──────── Material shown

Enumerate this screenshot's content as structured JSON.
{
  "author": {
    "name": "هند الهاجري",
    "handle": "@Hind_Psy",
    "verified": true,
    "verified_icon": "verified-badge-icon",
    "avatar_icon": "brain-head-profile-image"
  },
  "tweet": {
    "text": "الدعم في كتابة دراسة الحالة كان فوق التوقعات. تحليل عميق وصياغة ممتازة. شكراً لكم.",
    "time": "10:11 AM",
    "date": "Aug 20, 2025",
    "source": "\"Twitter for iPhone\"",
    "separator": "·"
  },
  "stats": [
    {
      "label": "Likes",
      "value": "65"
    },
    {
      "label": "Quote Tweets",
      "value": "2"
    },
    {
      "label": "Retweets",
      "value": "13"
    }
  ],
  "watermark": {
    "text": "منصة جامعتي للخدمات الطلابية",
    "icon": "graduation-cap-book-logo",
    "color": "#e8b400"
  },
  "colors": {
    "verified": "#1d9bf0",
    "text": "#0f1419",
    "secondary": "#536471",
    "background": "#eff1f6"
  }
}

────────────────

Copy out the data shown above without altering anything.

Enumerate this screenshot's content as structured JSON.
{
  "author": {
    "name": "هند الهاجري",
    "handle": "@Hind_Psy",
    "verified": true,
    "verified_icon": "verified-badge-icon",
    "avatar_icon": "brain-head-profile-image"
  },
  "tweet": {
    "text": "الدعم في كتابة دراسة الحالة كان فوق التوقعات. تحليل عميق وصياغة ممتازة. شكراً لكم.",
    "time": "10:11 AM",
    "date": "Aug 20, 2025",
    "source": "\"Twitter for iPhone\"",
    "separator": "·"
  },
  "stats": [
    {
      "label": "Likes",
      "value": "65"
    },
    {
      "label": "Quote Tweets",
      "value": "2"
    },
    {
      "label": "Retweets",
      "value": "13"
    }
  ],
  "watermark": {
    "text": "منصة جامعتي للخدمات الطلابية",
    "icon": "graduation-cap-book-logo",
    "color": "#e8b400"
  },
  "colors": {
    "verified": "#1d9bf0",
    "text": "#0f1419",
    "secondary": "#536471",
    "background": "#eff1f6"
  }
}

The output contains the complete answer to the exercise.